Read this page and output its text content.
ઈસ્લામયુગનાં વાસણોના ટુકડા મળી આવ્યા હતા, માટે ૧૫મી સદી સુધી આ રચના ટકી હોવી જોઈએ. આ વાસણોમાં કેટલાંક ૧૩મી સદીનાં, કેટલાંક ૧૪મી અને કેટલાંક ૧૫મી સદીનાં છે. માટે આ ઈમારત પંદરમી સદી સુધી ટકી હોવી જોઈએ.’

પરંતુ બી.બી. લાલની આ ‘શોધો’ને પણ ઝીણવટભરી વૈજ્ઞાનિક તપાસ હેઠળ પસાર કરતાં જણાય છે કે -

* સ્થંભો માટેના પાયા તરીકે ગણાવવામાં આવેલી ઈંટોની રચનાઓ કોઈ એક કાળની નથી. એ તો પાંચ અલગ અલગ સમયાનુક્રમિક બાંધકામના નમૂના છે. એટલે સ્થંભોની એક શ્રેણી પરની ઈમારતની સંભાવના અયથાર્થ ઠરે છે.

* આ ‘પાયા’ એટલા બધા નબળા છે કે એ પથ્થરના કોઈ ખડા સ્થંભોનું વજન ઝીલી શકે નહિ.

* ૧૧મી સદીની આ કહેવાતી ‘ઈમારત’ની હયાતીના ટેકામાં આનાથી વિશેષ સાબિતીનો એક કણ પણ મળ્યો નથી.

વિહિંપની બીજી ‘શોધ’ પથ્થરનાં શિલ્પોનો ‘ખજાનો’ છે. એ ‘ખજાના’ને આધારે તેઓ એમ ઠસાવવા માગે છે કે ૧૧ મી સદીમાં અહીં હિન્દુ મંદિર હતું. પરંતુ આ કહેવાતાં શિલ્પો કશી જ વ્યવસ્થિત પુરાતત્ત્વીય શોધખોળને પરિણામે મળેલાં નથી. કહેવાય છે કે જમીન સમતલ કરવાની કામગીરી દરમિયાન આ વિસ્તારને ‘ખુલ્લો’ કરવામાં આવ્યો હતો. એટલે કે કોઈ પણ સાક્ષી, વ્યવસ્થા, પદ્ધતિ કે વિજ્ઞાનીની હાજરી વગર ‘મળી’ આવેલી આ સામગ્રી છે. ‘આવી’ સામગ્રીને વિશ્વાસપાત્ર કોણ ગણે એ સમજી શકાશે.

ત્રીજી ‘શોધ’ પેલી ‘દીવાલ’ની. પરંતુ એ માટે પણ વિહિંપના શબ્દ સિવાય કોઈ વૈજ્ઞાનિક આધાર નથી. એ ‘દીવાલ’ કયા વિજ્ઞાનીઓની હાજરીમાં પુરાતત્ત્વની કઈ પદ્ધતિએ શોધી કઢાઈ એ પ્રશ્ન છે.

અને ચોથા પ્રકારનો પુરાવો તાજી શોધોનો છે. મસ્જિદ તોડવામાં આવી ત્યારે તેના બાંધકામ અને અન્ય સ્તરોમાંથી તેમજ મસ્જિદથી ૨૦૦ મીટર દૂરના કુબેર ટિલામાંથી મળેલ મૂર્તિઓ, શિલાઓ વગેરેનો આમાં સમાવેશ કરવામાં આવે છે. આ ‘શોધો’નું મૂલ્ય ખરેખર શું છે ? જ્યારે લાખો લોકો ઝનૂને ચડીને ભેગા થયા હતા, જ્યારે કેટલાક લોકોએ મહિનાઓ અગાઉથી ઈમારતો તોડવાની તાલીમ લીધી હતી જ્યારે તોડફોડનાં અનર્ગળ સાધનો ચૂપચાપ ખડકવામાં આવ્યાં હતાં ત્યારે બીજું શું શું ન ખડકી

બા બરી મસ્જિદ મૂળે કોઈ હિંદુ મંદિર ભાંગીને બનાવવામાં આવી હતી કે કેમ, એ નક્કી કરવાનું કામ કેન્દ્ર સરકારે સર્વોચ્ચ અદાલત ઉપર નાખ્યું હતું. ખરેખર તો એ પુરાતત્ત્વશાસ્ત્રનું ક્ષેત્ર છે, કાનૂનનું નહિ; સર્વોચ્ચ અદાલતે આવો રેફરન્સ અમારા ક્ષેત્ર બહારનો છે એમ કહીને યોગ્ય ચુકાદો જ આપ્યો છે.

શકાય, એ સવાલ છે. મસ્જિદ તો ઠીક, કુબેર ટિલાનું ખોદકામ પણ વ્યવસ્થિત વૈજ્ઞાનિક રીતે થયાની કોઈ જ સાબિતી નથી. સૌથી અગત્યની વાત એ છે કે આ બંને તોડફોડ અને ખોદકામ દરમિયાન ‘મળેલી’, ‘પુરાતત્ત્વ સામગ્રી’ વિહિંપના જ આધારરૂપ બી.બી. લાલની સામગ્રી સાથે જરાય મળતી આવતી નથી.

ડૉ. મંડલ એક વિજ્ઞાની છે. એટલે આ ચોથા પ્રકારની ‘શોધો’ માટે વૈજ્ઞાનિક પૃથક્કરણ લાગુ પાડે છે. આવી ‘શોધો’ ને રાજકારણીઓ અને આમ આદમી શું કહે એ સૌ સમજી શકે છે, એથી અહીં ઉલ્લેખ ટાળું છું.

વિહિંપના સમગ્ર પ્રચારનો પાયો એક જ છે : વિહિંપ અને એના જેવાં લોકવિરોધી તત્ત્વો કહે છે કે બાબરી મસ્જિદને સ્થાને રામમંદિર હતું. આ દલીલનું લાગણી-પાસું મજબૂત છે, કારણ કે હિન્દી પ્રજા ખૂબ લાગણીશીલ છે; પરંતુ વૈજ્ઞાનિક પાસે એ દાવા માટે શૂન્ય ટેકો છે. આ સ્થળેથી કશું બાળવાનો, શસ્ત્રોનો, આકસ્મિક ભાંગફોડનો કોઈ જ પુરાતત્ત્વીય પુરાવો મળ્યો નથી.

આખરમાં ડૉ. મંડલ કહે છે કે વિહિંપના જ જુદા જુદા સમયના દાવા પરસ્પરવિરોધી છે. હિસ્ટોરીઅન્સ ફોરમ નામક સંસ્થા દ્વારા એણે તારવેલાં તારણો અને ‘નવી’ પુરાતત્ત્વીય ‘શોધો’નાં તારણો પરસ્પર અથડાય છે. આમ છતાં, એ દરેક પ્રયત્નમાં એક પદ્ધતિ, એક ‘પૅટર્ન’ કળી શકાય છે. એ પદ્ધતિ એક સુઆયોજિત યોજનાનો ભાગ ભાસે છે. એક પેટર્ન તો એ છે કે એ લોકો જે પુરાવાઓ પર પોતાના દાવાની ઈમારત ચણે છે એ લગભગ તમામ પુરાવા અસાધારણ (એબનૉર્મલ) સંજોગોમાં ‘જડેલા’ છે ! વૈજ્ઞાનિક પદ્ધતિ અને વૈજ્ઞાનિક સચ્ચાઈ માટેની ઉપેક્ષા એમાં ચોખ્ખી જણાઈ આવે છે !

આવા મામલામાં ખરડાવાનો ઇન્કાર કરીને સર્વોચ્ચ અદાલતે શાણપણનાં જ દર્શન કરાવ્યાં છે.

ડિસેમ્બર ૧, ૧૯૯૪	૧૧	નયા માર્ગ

--

**Directions for this task**
Above are the records; retype every one exactly.

**Problem solution**
Read this page and output its text content.
ઈસ્લામયુગનાં વાસણોના ટુકડા મળી આવ્યા હતા, માટે ૧૫મી સદી સુધી આ રચના ટકી હોવી જોઈએ. આ વાસણોમાં કેટલાંક ૧૩મી સદીનાં, કેટલાંક ૧૪મી અને કેટલાંક ૧૫મી સદીનાં છે. માટે આ ઈમારત પંદરમી સદી સુધી ટકી હોવી જોઈએ.’

પરંતુ બી.બી. લાલની આ ‘શોધો’ને પણ ઝીણવટભરી વૈજ્ઞાનિક તપાસ હેઠળ પસાર કરતાં જણાય છે કે -

* સ્થંભો માટેના પાયા તરીકે ગણાવવામાં આવેલી ઈંટોની રચનાઓ કોઈ એક કાળની નથી. એ તો પાંચ અલગ અલગ સમયાનુક્રમિક બાંધકામના નમૂના છે. એટલે સ્થંભોની એક શ્રેણી પરની ઈમારતની સંભાવના અયથાર્થ ઠરે છે.

* આ ‘પાયા’ એટલા બધા નબળા છે કે એ પથ્થરના કોઈ ખડા સ્થંભોનું વજન ઝીલી શકે નહિ.

* ૧૧મી સદીની આ કહેવાતી ‘ઈમારત’ની હયાતીના ટેકામાં આનાથી વિશેષ સાબિતીનો એક કણ પણ મળ્યો નથી.

વિહિંપની બીજી ‘શોધ’ પથ્થરનાં શિલ્પોનો ‘ખજાનો’ છે. એ ‘ખજાના’ને આધારે તેઓ એમ ઠસાવવા માગે છે કે ૧૧ મી સદીમાં અહીં હિન્દુ મંદિર હતું. પરંતુ આ કહેવાતાં શિલ્પો કશી જ વ્યવસ્થિત પુરાતત્ત્વીય શોધખોળને પરિણામે મળેલાં નથી. કહેવાય છે કે જમીન સમતલ કરવાની કામગીરી દરમિયાન આ વિસ્તારને ‘ખુલ્લો’ કરવામાં આવ્યો હતો. એટલે કે કોઈ પણ સાક્ષી, વ્યવસ્થા, પદ્ધતિ કે વિજ્ઞાનીની હાજરી વગર ‘મળી’ આવેલી આ સામગ્રી છે. ‘આવી’ સામગ્રીને વિશ્વાસપાત્ર કોણ ગણે એ સમજી શકાશે.

ત્રીજી ‘શોધ’ પેલી ‘દીવાલ’ની. પરંતુ એ માટે પણ વિહિંપના શબ્દ સિવાય કોઈ વૈજ્ઞાનિક આધાર નથી. એ ‘દીવાલ’ કયા વિજ્ઞાનીઓની હાજરીમાં પુરાતત્ત્વની કઈ પદ્ધતિએ શોધી કઢાઈ એ પ્રશ્ન છે.

અને ચોથા પ્રકારનો પુરાવો તાજી શોધોનો છે. મસ્જિદ તોડવામાં આવી ત્યારે તેના બાંધકામ અને અન્ય સ્તરોમાંથી તેમજ મસ્જિદથી ૨૦૦ મીટર દૂરના કુબેર ટિલામાંથી મળેલ મૂર્તિઓ, શિલાઓ વગેરેનો આમાં સમાવેશ કરવામાં આવે છે. આ ‘શોધો’નું મૂલ્ય ખરેખર શું છે ? જ્યારે લાખો લોકો ઝનૂને ચડીને ભેગા થયા હતા, જ્યારે કેટલાક લોકોએ મહિનાઓ અગાઉથી ઈમારતો તોડવાની તાલીમ લીધી હતી જ્યારે તોડફોડનાં અનર્ગળ સાધનો ચૂપચાપ ખડકવામાં આવ્યાં હતાં ત્યારે બીજું શું શું ન ખડકી

બા બરી મસ્જિદ મૂળે કોઈ હિંદુ મંદિર ભાંગીને બનાવવામાં આવી હતી કે કેમ, એ નક્કી કરવાનું કામ કેન્દ્ર સરકારે સર્વોચ્ચ અદાલત ઉપર નાખ્યું હતું. ખરેખર તો એ પુરાતત્ત્વશાસ્ત્રનું ક્ષેત્ર છે, કાનૂનનું નહિ; સર્વોચ્ચ અદાલતે આવો રેફરન્સ અમારા ક્ષેત્ર બહારનો છે એમ કહીને યોગ્ય ચુકાદો જ આપ્યો છે.

શકાય, એ સવાલ છે. મસ્જિદ તો ઠીક, કુબેર ટિલાનું ખોદકામ પણ વ્યવસ્થિત વૈજ્ઞાનિક રીતે થયાની કોઈ જ સાબિતી નથી. સૌથી અગત્યની વાત એ છે કે આ બંને તોડફોડ અને ખોદકામ દરમિયાન ‘મળેલી’, ‘પુરાતત્ત્વ સામગ્રી’ વિહિંપના જ આધારરૂપ બી.બી. લાલની સામગ્રી સાથે જરાય મળતી આવતી નથી.

ડૉ. મંડલ એક વિજ્ઞાની છે. એટલે આ ચોથા પ્રકારની ‘શોધો’ માટે વૈજ્ઞાનિક પૃથક્કરણ લાગુ પાડે છે. આવી ‘શોધો’ ને રાજકારણીઓ અને આમ આદમી શું કહે એ સૌ સમજી શકે છે, એથી અહીં ઉલ્લેખ ટાળું છું.

વિહિંપના સમગ્ર પ્રચારનો પાયો એક જ છે : વિહિંપ અને એના જેવાં લોકવિરોધી તત્ત્વો કહે છે કે બાબરી મસ્જિદને સ્થાને રામમંદિર હતું. આ દલીલનું લાગણી-પાસું મજબૂત છે, કારણ કે હિન્દી પ્રજા ખૂબ લાગણીશીલ છે; પરંતુ વૈજ્ઞાનિક પાસે એ દાવા માટે શૂન્ય ટેકો છે. આ સ્થળેથી કશું બાળવાનો, શસ્ત્રોનો, આકસ્મિક ભાંગફોડનો કોઈ જ પુરાતત્ત્વીય પુરાવો મળ્યો નથી.

આખરમાં ડૉ. મંડલ કહે છે કે વિહિંપના જ જુદા જુદા સમયના દાવા પરસ્પરવિરોધી છે. હિસ્ટોરીઅન્સ ફોરમ નામક સંસ્થા દ્વારા એણે તારવેલાં તારણો અને ‘નવી’ પુરાતત્ત્વીય ‘શોધો’નાં તારણો પરસ્પર અથડાય છે. આમ છતાં, એ દરેક પ્રયત્નમાં એક પદ્ધતિ, એક ‘પૅટર્ન’ કળી શકાય છે. એ પદ્ધતિ એક સુઆયોજિત યોજનાનો ભાગ ભાસે છે. એક પેટર્ન તો એ છે કે એ લોકો જે પુરાવાઓ પર પોતાના દાવાની ઈમારત ચણે છે એ લગભગ તમામ પુરાવા અસાધારણ (એબનૉર્મલ) સંજોગોમાં ‘જડેલા’ છે ! વૈજ્ઞાનિક પદ્ધતિ અને વૈજ્ઞાનિક સચ્ચાઈ માટેની ઉપેક્ષા એમાં ચોખ્ખી જણાઈ આવે છે !

આવા મામલામાં ખરડાવાનો ઇન્કાર કરીને સર્વોચ્ચ અદાલતે શાણપણનાં જ દર્શન કરાવ્યાં છે.

ડિસેમ્બર ૧, ૧૯૯૪	૧૧	નયા માર્ગ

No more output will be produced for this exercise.